▸ **WORK ORDER**
According to the market commentary on WFR and Canadian Solar, what is the consensus 12-month price target for Canadian Solar?

▸ **SELECTED EXCERPT**
►

Alternately, selling a May 3 put also could allow an options trader to realize a profit by taking advantage of technical support. This latter strategy is for those traders not expecting WFR to rally significantly post-earnings. The May 3 put was last bid at 9 cents, or $9 per contract, at the close of trading Tuesday.
Turing our attention to Thursday morning, Canadian Solar is seen posting a first-quarter loss of 52 cents per share, down sharply from earnings of 44 cents per share a year ago. During the prior four reporting periods, Canadian Solar has topped expectations once and missed Wall Street’s targets three times. The result is a weighty average downside surprise of more than 102%.
As you might suspect, the analyst community is downright bearish on CSIQ’s prospects. In fact, the stock has not attracted a single buy rating, compared to eight holds, and one sell. Additionally, the consensus 12-month price target of $3.30 represents a premium of only about 3% to Tuesday’s close at $3.20, meaning there is room for potential price-target increase should Canadian Solar impress the analyst community.

◄

▸ **ENTRIES SHOWN**
►

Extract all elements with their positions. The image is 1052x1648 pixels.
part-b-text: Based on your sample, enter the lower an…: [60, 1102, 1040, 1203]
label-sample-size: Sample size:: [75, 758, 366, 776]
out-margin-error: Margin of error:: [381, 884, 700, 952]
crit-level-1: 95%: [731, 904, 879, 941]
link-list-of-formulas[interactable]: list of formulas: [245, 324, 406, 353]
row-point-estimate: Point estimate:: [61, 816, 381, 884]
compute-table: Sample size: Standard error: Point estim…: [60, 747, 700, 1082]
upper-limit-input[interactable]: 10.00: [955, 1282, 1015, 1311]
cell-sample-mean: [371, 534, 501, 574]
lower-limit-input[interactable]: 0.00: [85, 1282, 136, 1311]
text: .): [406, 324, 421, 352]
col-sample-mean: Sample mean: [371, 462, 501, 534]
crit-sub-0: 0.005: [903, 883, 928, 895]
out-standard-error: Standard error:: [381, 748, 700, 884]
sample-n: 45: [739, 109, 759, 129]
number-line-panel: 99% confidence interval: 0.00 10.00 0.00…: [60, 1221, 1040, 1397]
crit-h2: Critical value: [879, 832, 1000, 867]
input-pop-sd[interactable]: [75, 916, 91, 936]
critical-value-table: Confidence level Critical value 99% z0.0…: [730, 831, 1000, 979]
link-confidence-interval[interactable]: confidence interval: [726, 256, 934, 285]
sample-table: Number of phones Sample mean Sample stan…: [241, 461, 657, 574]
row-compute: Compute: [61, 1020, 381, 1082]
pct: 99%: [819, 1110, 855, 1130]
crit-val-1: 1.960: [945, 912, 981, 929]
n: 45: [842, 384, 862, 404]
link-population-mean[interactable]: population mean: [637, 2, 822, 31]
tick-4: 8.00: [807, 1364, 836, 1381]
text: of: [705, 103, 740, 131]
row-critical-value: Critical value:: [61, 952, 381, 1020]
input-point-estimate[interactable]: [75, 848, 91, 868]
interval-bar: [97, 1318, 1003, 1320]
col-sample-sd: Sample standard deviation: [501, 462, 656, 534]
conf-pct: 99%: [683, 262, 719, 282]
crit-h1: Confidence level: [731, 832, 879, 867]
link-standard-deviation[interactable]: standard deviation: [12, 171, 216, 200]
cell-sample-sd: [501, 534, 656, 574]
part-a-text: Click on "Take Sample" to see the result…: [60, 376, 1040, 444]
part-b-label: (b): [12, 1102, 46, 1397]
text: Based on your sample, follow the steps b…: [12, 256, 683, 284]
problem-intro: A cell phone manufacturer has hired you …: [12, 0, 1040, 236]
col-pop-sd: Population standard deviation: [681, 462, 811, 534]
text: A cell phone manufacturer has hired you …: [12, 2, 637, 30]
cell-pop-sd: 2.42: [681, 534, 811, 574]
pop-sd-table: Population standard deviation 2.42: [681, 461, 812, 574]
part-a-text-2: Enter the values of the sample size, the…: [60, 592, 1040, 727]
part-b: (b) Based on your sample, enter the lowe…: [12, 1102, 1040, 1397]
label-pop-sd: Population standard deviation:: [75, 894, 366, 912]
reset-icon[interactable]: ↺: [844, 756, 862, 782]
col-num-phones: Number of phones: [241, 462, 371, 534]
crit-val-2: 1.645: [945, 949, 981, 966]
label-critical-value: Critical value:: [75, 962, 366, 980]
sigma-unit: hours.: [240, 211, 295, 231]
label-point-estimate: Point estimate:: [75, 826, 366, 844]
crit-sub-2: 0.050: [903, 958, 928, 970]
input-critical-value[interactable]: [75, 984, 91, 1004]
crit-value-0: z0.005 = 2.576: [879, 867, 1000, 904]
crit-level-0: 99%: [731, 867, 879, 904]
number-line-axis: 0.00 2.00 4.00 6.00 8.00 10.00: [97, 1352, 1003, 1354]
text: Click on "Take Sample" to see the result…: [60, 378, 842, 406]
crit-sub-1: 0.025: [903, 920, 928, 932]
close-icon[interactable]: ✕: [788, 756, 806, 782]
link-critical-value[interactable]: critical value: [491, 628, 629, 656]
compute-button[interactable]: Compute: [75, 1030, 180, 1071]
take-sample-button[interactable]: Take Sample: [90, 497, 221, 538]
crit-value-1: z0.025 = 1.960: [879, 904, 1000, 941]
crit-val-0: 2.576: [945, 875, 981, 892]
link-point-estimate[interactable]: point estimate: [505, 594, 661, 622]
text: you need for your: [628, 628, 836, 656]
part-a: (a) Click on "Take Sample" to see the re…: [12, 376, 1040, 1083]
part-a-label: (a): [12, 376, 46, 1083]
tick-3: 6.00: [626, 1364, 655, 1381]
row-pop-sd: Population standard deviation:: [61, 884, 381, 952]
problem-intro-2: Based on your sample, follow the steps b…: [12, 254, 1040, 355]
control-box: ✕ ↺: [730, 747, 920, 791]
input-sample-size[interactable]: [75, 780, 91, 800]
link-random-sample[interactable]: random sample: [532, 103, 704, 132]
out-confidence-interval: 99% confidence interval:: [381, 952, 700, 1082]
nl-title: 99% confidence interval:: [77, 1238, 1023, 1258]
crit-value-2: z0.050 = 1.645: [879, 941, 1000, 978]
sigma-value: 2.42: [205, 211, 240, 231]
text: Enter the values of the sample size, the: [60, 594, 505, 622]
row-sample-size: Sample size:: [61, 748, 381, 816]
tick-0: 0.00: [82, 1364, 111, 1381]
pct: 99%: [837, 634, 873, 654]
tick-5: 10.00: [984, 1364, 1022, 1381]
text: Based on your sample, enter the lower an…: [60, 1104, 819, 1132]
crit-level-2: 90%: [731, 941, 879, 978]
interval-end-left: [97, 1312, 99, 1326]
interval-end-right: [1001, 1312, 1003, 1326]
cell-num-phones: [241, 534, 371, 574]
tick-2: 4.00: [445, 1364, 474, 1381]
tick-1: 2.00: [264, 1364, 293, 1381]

◄

▸ **RESPONSE FOR THIS EXERCISE**
$3.30